■ Exercise task: Strip the pictures and reproduce the rest of the listing exactly.

■ Exercise materials:
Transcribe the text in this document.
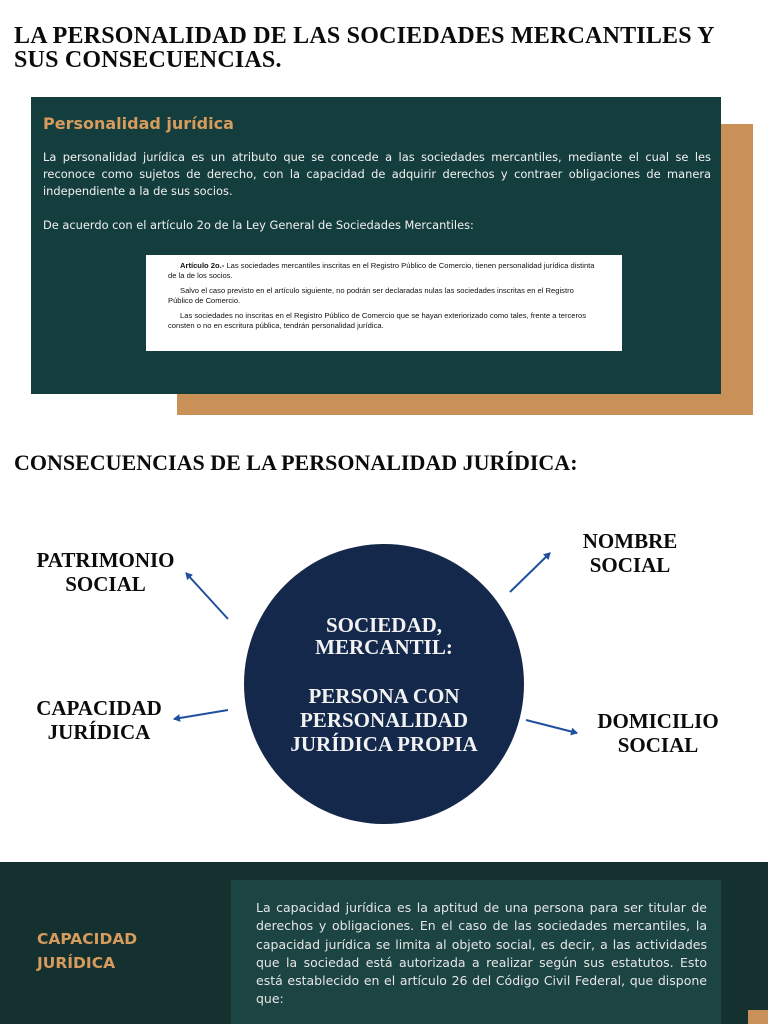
LA PERSONALIDAD DE LAS SOCIEDADES MERCANTILES Y SUS CONSECUENCIAS.
Personalidad jurídica

La personalidad jurídica es un atributo que se concede a las sociedades mercantiles, mediante el cual se les reconoce como sujetos de derecho, con la capacidad de adquirir derechos y contraer obligaciones de manera independiente a la de sus socios.

De acuerdo con el artículo 2o de la Ley General de Sociedades Mercantiles:

Artículo 2o.- Las sociedades mercantiles inscritas en el Registro Público de Comercio, tienen personalidad jurídica distinta de la de los socios.

Salvo el caso previsto en el artículo siguiente, no podrán ser declaradas nulas las sociedades inscritas en el Registro Público de Comercio.

Las sociedades no inscritas en el Registro Público de Comercio que se hayan exteriorizado como tales, frente a terceros consten o no en escritura pública, tendrán personalidad jurídica.

CONSECUENCIAS DE LA PERSONALIDAD JURÍDICA:
PATRIMONIO
SOCIAL
NOMBRE
SOCIAL
CAPACIDAD
JURÍDICA	DOMICILIO
SOCIAL
SOCIEDAD,
MERCANTIL:
PERSONA CON
PERSONALIDAD
JURÍDICA PROPIA
CAPACIDAD
JURÍDICA

La capacidad jurídica es la aptitud de una persona para ser titular de derechos y obligaciones. En el caso de las sociedades mercantiles, la capacidad jurídica se limita al objeto social, es decir, a las actividades que la sociedad está autorizada a realizar según sus estatutos. Esto está establecido en el artículo 26 del Código Civil Federal, que dispone que:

■ Finished task:
Transcribe the text in this document.
LA PERSONALIDAD DE LAS SOCIEDADES MERCANTILES Y SUS CONSECUENCIAS.
Personalidad jurídica

La personalidad jurídica es un atributo que se concede a las sociedades mercantiles, mediante el cual se les reconoce como sujetos de derecho, con la capacidad de adquirir derechos y contraer obligaciones de manera independiente a la de sus socios.

De acuerdo con el artículo 2o de la Ley General de Sociedades Mercantiles:

Artículo 2o.- Las sociedades mercantiles inscritas en el Registro Público de Comercio, tienen personalidad jurídica distinta de la de los socios.

Salvo el caso previsto en el artículo siguiente, no podrán ser declaradas nulas las sociedades inscritas en el Registro Público de Comercio.

Las sociedades no inscritas en el Registro Público de Comercio que se hayan exteriorizado como tales, frente a terceros consten o no en escritura pública, tendrán personalidad jurídica.

CONSECUENCIAS DE LA PERSONALIDAD JURÍDICA:
PATRIMONIO
SOCIAL
NOMBRE
SOCIAL
CAPACIDAD
JURÍDICA	DOMICILIO
SOCIAL
SOCIEDAD,
MERCANTIL:
PERSONA CON
PERSONALIDAD
JURÍDICA PROPIA
CAPACIDAD
JURÍDICA

La capacidad jurídica es la aptitud de una persona para ser titular de derechos y obligaciones. En el caso de las sociedades mercantiles, la capacidad jurídica se limita al objeto social, es decir, a las actividades que la sociedad está autorizada a realizar según sus estatutos. Esto está establecido en el artículo 26 del Código Civil Federal, que dispone que:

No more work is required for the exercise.